Extrait:

La démocratie ensevelie (partie 1)
OPINION. En même temps que se dilue la souveraineté de la France, la démocratie disparaît au profit d’un agrégat de valeurs abstraites. Comment avons-nous perdu notre vitalité démocratique ?
La question de la démocratie, étroitement liée à celle de la souveraineté, prend aujourd’hui une place prépondérante dans le débat politique. Identifiée à juste titre comme source crédible d’une véritable puissance politique populaire, ce concept souffre pourtant d’une méconnaissance trouvant son explication tant dans un lourd déficit pédagogique organisé, que dans son ensevelissement sous des valeurs connexes ou présumées telles.
L’éternel questionnement politique « Que faire ? », déjà posé par Nikolaï Tchernychevski dans son roman de 1863 ayant inspiré jusqu’à Lénine, n’en finit plus d’imbiber le champ politique des oppositions. L’appui mou, la République, et le levier d’éther, le bulletin de vote, apparaissent lentement à un nombre croissant de citoyens comme les colonnes d’une organisation de dépossession du pouvoir à leur détriment. Le paradigme des luttes sociales et sociétales mute lentement, indéniablement, comme en témoigne le combat des Gilets jaunes, dont la grandeur réside bien dans le fait d’être passé de façon autonome, sans donc l’intermédiaire d’organisations syndicales, d’intellectuels ou de partis, d’une lutte horizontale à une lutte verticale. C’est-à-dire de revendications liées à la baisse du pouvoir d’achat, à l’exigence de l’instauration du référendum d’initiative citoyenne, le RIC, qui hérissait le Premier ministre d’alors, qu’il soit révocatoire, abrogatoire ou législatif.

Consigne:
Pouvez-vous restituer à l'identique le passage de l'extrait sur la démocratie qui commence à « OPINION. En même » et se termine à « notre vitalité démocratique ? » ?

Données fournies:
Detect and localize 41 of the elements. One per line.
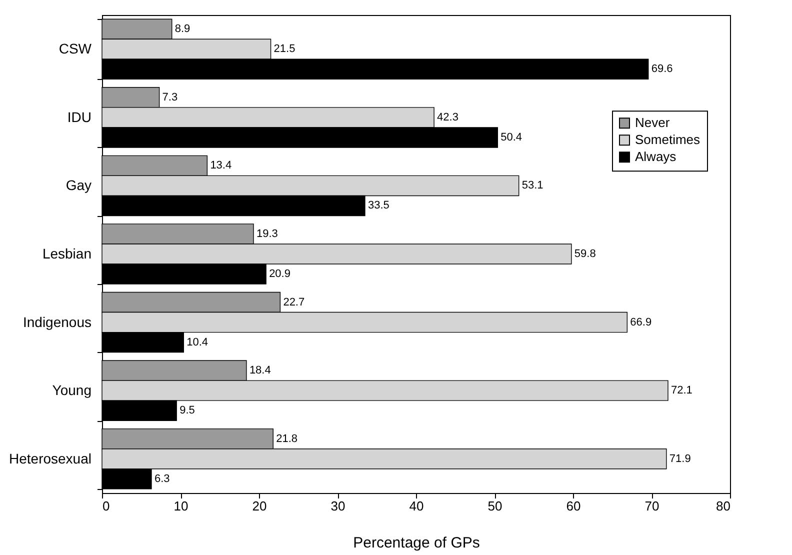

Réponse attendue:
OPINION. En même temps que se dilue la souveraineté de la France, la démocratie disparaît au profit d’un agrégat de valeurs abstraites. Comment avons-nous perdu notre vitalité démocratique ?